### [Stated problem]
"اليهودي" appears in how many lines of the entries? State only the number.
### Given information
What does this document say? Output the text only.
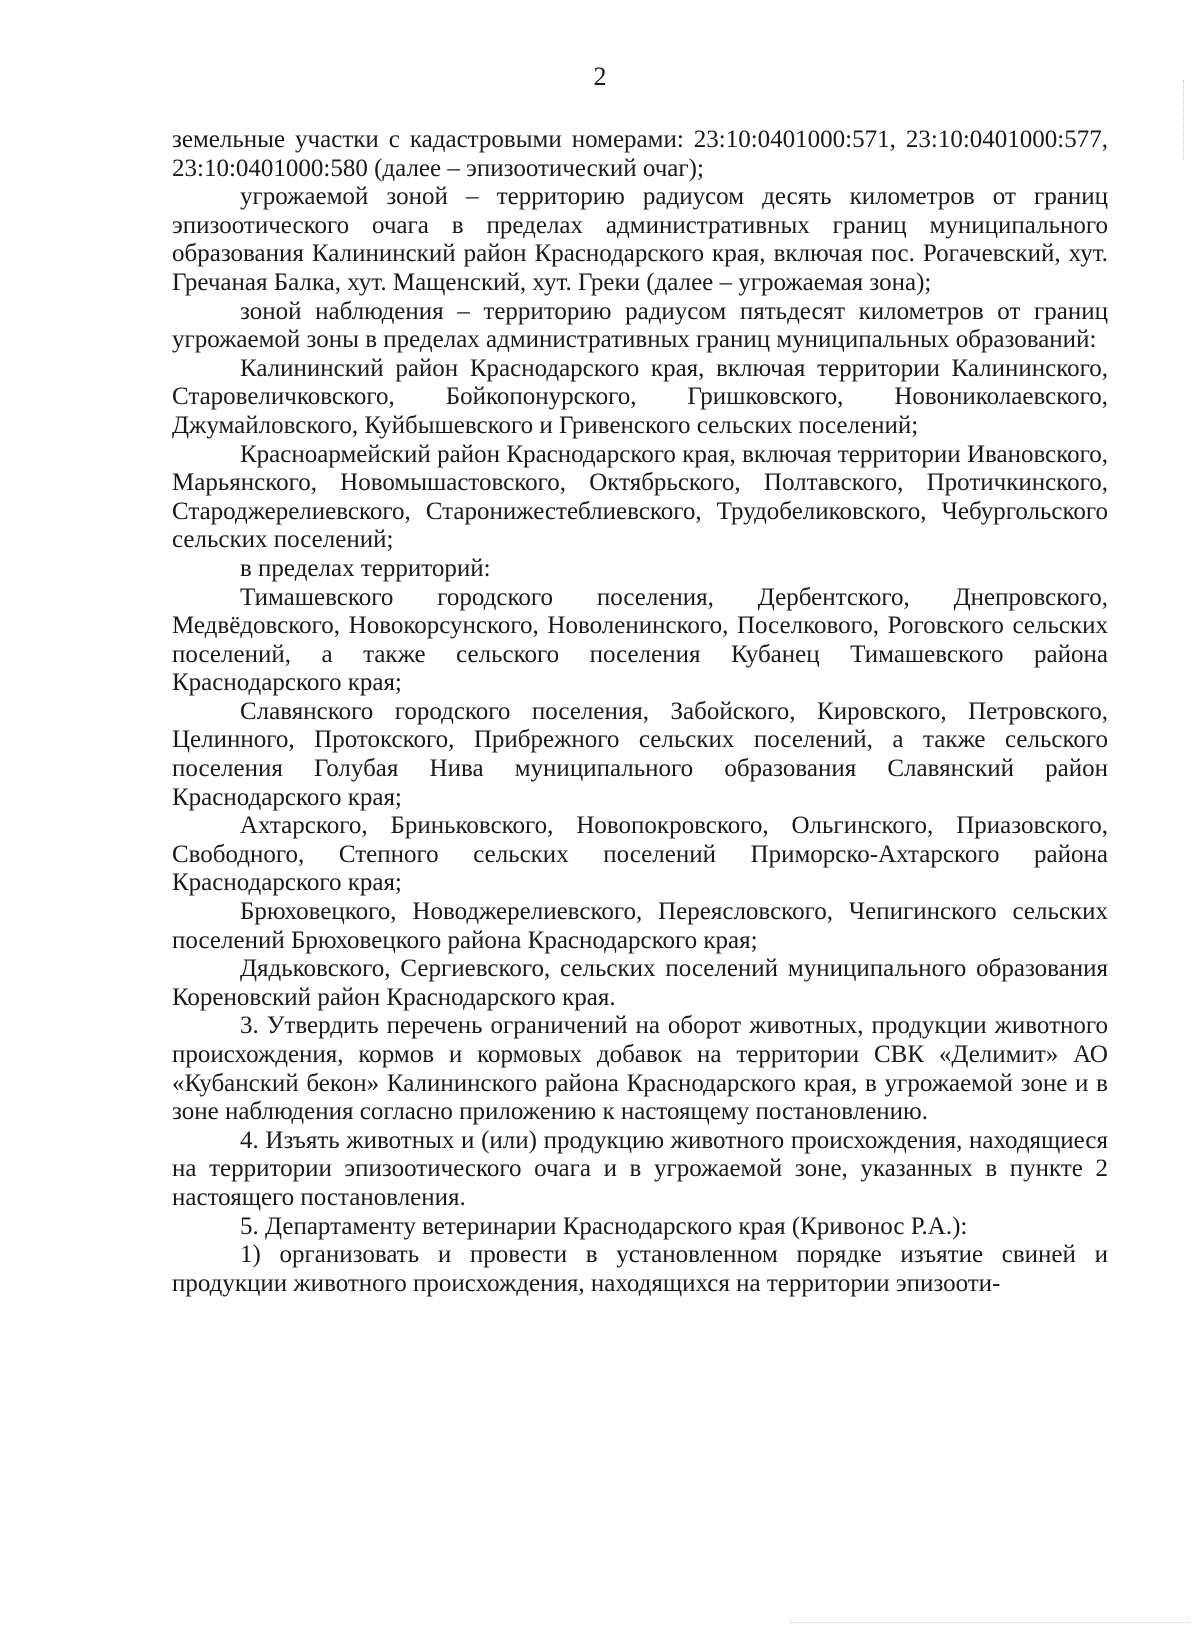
2

земельные участки с кадастровыми номерами: 23:10:0401000:571, 23:10:0401000:577, 23:10:0401000:580 (далее – эпизоотический очаг);

угрожаемой зоной – территорию радиусом десять километров от границ эпизоотического очага в пределах административных границ муниципального образования Калининский район Краснодарского края, включая пос. Рогачевский, хут. Гречаная Балка, хут. Мащенский, хут. Греки (далее – угрожаемая зона);

зоной наблюдения – территорию радиусом пятьдесят километров от границ угрожаемой зоны в пределах административных границ муниципальных образований:

Калининский район Краснодарского края, включая территории Калининского, Старовеличковского, Бойкопонурского, Гришковского, Новониколаевского, Джумайловского, Куйбышевского и Гривенского сельских поселений;

Красноармейский район Краснодарского края, включая территории Ивановского, Марьянского, Новомышастовского, Октябрьского, Полтавского, Протичкинского, Староджерелиевского, Старонижестеблиевского, Трудобеликовского, Чебургольского сельских поселений;

в пределах территорий:

Тимашевского городского поселения, Дербентского, Днепровского, Медвёдовского, Новокорсунского, Новоленинского, Поселкового, Роговского сельских поселений, а также сельского поселения Кубанец Тимашевского района Краснодарского края;

Славянского городского поселения, Забойского, Кировского, Петровского, Целинного, Протокского, Прибрежного сельских поселений, а также сельского поселения Голубая Нива муниципального образования Славянский район Краснодарского края;

Ахтарского, Бриньковского, Новопокровского, Ольгинского, Приазовского, Свободного, Степного сельских поселений Приморско-Ахтарского района Краснодарского края;

Брюховецкого, Новоджерелиевского, Переясловского, Чепигинского сельских поселений Брюховецкого района Краснодарского края;

Дядьковского, Сергиевского, сельских поселений муниципального образования Кореновский район Краснодарского края.

3. Утвердить перечень ограничений на оборот животных, продукции животного происхождения, кормов и кормовых добавок на территории СВК «Делимит» АО «Кубанский бекон» Калининского района Краснодарского края, в угрожаемой зоне и в зоне наблюдения согласно приложению к настоящему постановлению.

4. Изъять животных и (или) продукцию животного происхождения, находящиеся на территории эпизоотического очага и в угрожаемой зоне, указанных в пункте 2 настоящего постановления.

5. Департаменту ветеринарии Краснодарского края (Кривонос Р.А.):

1) организовать и провести в установленном порядке изъятие свиней и продукции животного происхождения, находящихся на территории эпизооти-
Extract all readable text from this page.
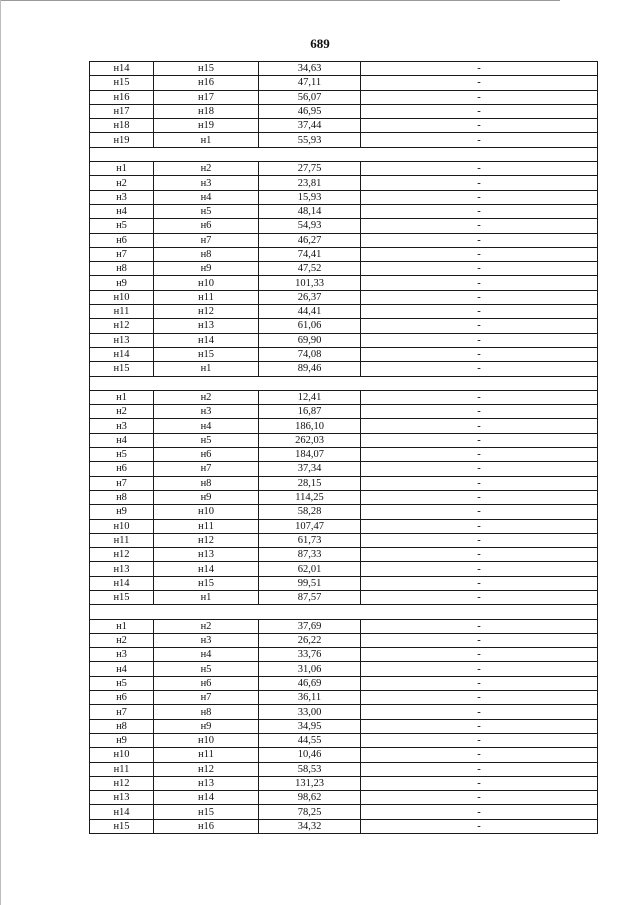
689
н14	н15	34,63	-
н15	н16	47,11	-
н16	н17	56,07	-
н17	н18	46,95	-
н18	н19	37,44	-
н19	н1	55,93	-

н1	н2	27,75	-
н2	н3	23,81	-
н3	н4	15,93	-
н4	н5	48,14	-
н5	н6	54,93	-
н6	н7	46,27	-
н7	н8	74,41	-
н8	н9	47,52	-
н9	н10	101,33	-
н10	н11	26,37	-
н11	н12	44,41	-
н12	н13	61,06	-
н13	н14	69,90	-
н14	н15	74,08	-
н15	н1	89,46	-

н1	н2	12,41	-
н2	н3	16,87	-
н3	н4	186,10	-
н4	н5	262,03	-
н5	н6	184,07	-
н6	н7	37,34	-
н7	н8	28,15	-
н8	н9	114,25	-
н9	н10	58,28	-
н10	н11	107,47	-
н11	н12	61,73	-
н12	н13	87,33	-
н13	н14	62,01	-
н14	н15	99,51	-
н15	н1	87,57	-

н1	н2	37,69	-
н2	н3	26,22	-
н3	н4	33,76	-
н4	н5	31,06	-
н5	н6	46,69	-
н6	н7	36,11	-
н7	н8	33,00	-
н8	н9	34,95	-
н9	н10	44,55	-
н10	н11	10,46	-
н11	н12	58,53	-
н12	н13	131,23	-
н13	н14	98,62	-
н14	н15	78,25	-
н15	н16	34,32	-
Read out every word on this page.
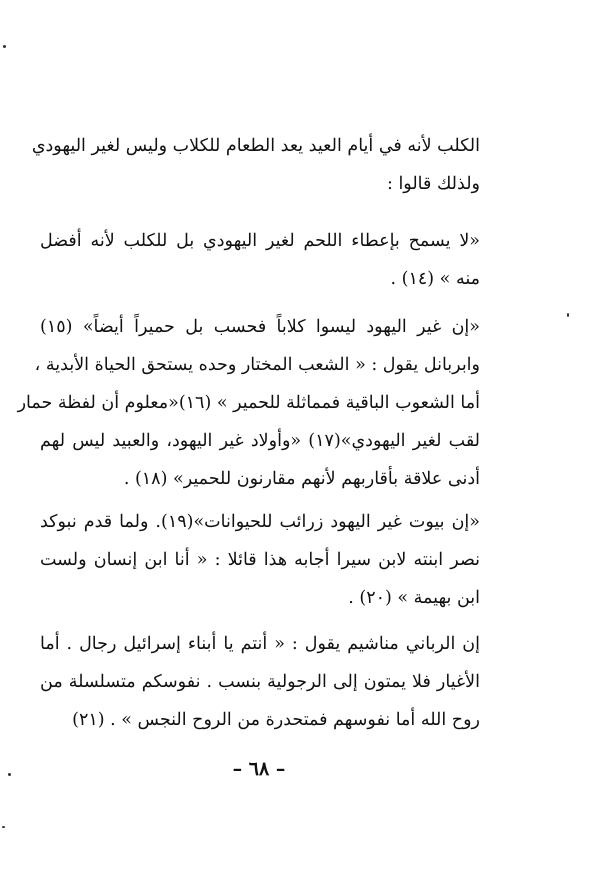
الكلب لأنه في أيام العيد يعد الطعام للكلاب وليس لغير اليهودي
ولذلك قالوا :
«لا يسمح بإعطاء اللحم لغير اليهودي بل للكلب لأنه أفضل
منه » (١٤) .
«إن غير اليهود ليسوا كلاباً فحسب بل حميراً أيضاً» (١٥)
وابربانل يقول : « الشعب المختار وحده يستحق الحياة الأبدية ،
أما الشعوب الباقية فمماثلة للحمير » (١٦)«معلوم أن لفظة حمار
لقب لغير اليهودي»(١٧) «وأولاد غير اليهود، والعبيد ليس لهم
أدنى علاقة بأقاربهم لأنهم مقارنون للحمير» (١٨) .
«إن بيوت غير اليهود زرائب للحيوانات»(١٩). ولما قدم نبوكد
نصر ابنته لابن سيرا أجابه هذا قائلا : « أنا ابن إنسان ولست
ابن بهيمة » (٢٠) .
إن الرباني مناشيم يقول : « أنتم يا أبناء إسرائيل رجال . أما
الأغيار فلا يمتون إلى الرجولية بنسب . نفوسكم متسلسلة من
روح الله أما نفوسهم فمتحدرة من الروح النجس » . (٢١)
– ٦٨ –
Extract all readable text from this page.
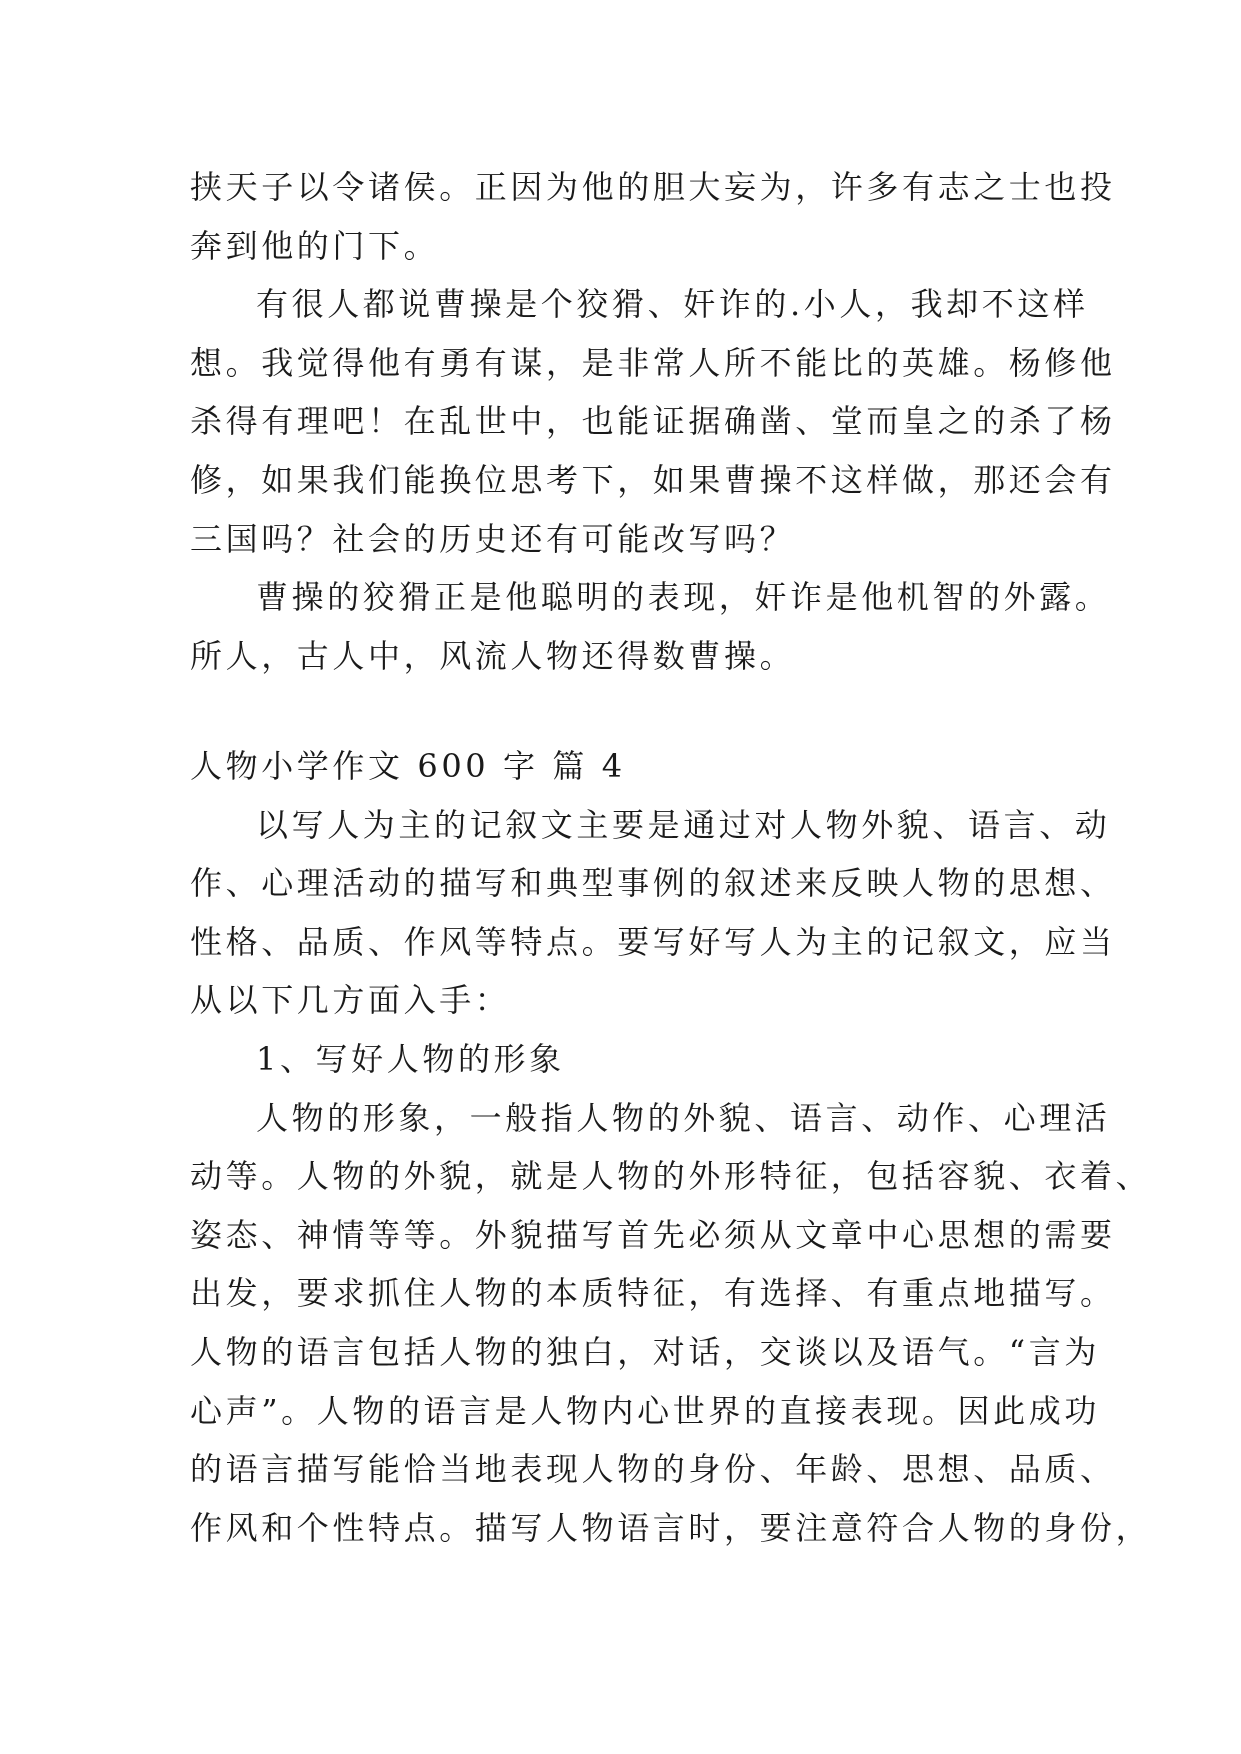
挟天子以令诸侯。正因为他的胆大妄为，许多有志之士也投
奔到他的门下。
有很人都说曹操是个狡猾、奸诈的.小人，我却不这样
想。我觉得他有勇有谋，是非常人所不能比的英雄。杨修他
杀得有理吧！在乱世中，也能证据确凿、堂而皇之的杀了杨
修，如果我们能换位思考下，如果曹操不这样做，那还会有
三国吗？社会的历史还有可能改写吗？
曹操的狡猾正是他聪明的表现，奸诈是他机智的外露。
所人，古人中，风流人物还得数曹操。
人物小学作文 600 字 篇 4
以写人为主的记叙文主要是通过对人物外貌、语言、动
作、心理活动的描写和典型事例的叙述来反映人物的思想、
性格、品质、作风等特点。要写好写人为主的记叙文，应当
从以下几方面入手：
1、写好人物的形象
人物的形象，一般指人物的外貌、语言、动作、心理活
动等。人物的外貌，就是人物的外形特征，包括容貌、衣着、
姿态、神情等等。外貌描写首先必须从文章中心思想的需要
出发，要求抓住人物的本质特征，有选择、有重点地描写。
人物的语言包括人物的独白，对话，交谈以及语气。“言为
心声”。人物的语言是人物内心世界的直接表现。因此成功
的语言描写能恰当地表现人物的身份、年龄、思想、品质、
作风和个性特点。描写人物语言时，要注意符合人物的身份，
######
### [Full output]
3